(Stored records)
.....

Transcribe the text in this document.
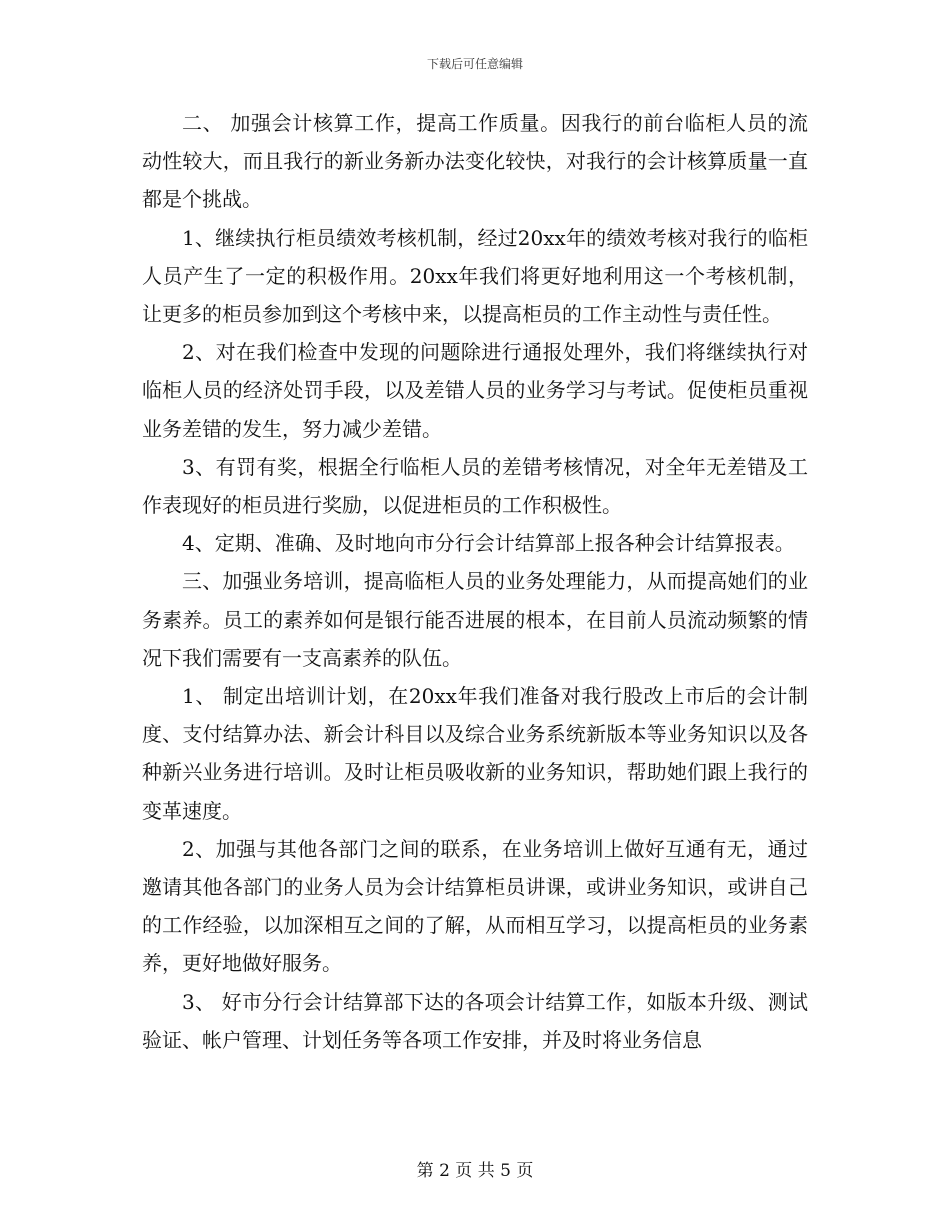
下载后可任意编辑

二、 加强会计核算工作，提高工作质量。因我行的前台临柜人员的流动性较大，而且我行的新业务新办法变化较快，对我行的会计核算质量一直都是个挑战。

1、继续执行柜员绩效考核机制，经过20xx年的绩效考核对我行的临柜人员产生了一定的积极作用。20xx年我们将更好地利用这一个考核机制，让更多的柜员参加到这个考核中来，以提高柜员的工作主动性与责任性。

2、对在我们检查中发现的问题除进行通报处理外，我们将继续执行对临柜人员的经济处罚手段，以及差错人员的业务学习与考试。促使柜员重视业务差错的发生，努力减少差错。

3、有罚有奖，根据全行临柜人员的差错考核情况，对全年无差错及工作表现好的柜员进行奖励，以促进柜员的工作积极性。

4、定期、准确、及时地向市分行会计结算部上报各种会计结算报表。

三、加强业务培训，提高临柜人员的业务处理能力，从而提高她们的业务素养。员工的素养如何是银行能否进展的根本，在目前人员流动频繁的情况下我们需要有一支高素养的队伍。

1、 制定出培训计划，在20xx年我们准备对我行股改上市后的会计制度、支付结算办法、新会计科目以及综合业务系统新版本等业务知识以及各种新兴业务进行培训。及时让柜员吸收新的业务知识，帮助她们跟上我行的变革速度。

2、加强与其他各部门之间的联系，在业务培训上做好互通有无，通过邀请其他各部门的业务人员为会计结算柜员讲课，或讲业务知识，或讲自己的工作经验，以加深相互之间的了解，从而相互学习，以提高柜员的业务素养，更好地做好服务。

3、 好市分行会计结算部下达的各项会计结算工作，如版本升级、测试验证、帐户管理、计划任务等各项工作安排，并及时将业务信息

第 2 页 共 5 页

.....

**Written problem**: Copy out each line exactly, without the pictures.

**Solution to the problem**:
Transcribe the text in this document.
下载后可任意编辑

二、 加强会计核算工作，提高工作质量。因我行的前台临柜人员的流动性较大，而且我行的新业务新办法变化较快，对我行的会计核算质量一直都是个挑战。

1、继续执行柜员绩效考核机制，经过20xx年的绩效考核对我行的临柜人员产生了一定的积极作用。20xx年我们将更好地利用这一个考核机制，让更多的柜员参加到这个考核中来，以提高柜员的工作主动性与责任性。

2、对在我们检查中发现的问题除进行通报处理外，我们将继续执行对临柜人员的经济处罚手段，以及差错人员的业务学习与考试。促使柜员重视业务差错的发生，努力减少差错。

3、有罚有奖，根据全行临柜人员的差错考核情况，对全年无差错及工作表现好的柜员进行奖励，以促进柜员的工作积极性。

4、定期、准确、及时地向市分行会计结算部上报各种会计结算报表。

三、加强业务培训，提高临柜人员的业务处理能力，从而提高她们的业务素养。员工的素养如何是银行能否进展的根本，在目前人员流动频繁的情况下我们需要有一支高素养的队伍。

1、 制定出培训计划，在20xx年我们准备对我行股改上市后的会计制度、支付结算办法、新会计科目以及综合业务系统新版本等业务知识以及各种新兴业务进行培训。及时让柜员吸收新的业务知识，帮助她们跟上我行的变革速度。

2、加强与其他各部门之间的联系，在业务培训上做好互通有无，通过邀请其他各部门的业务人员为会计结算柜员讲课，或讲业务知识，或讲自己的工作经验，以加深相互之间的了解，从而相互学习，以提高柜员的业务素养，更好地做好服务。

3、 好市分行会计结算部下达的各项会计结算工作，如版本升级、测试验证、帐户管理、计划任务等各项工作安排，并及时将业务信息

第 2 页 共 5 页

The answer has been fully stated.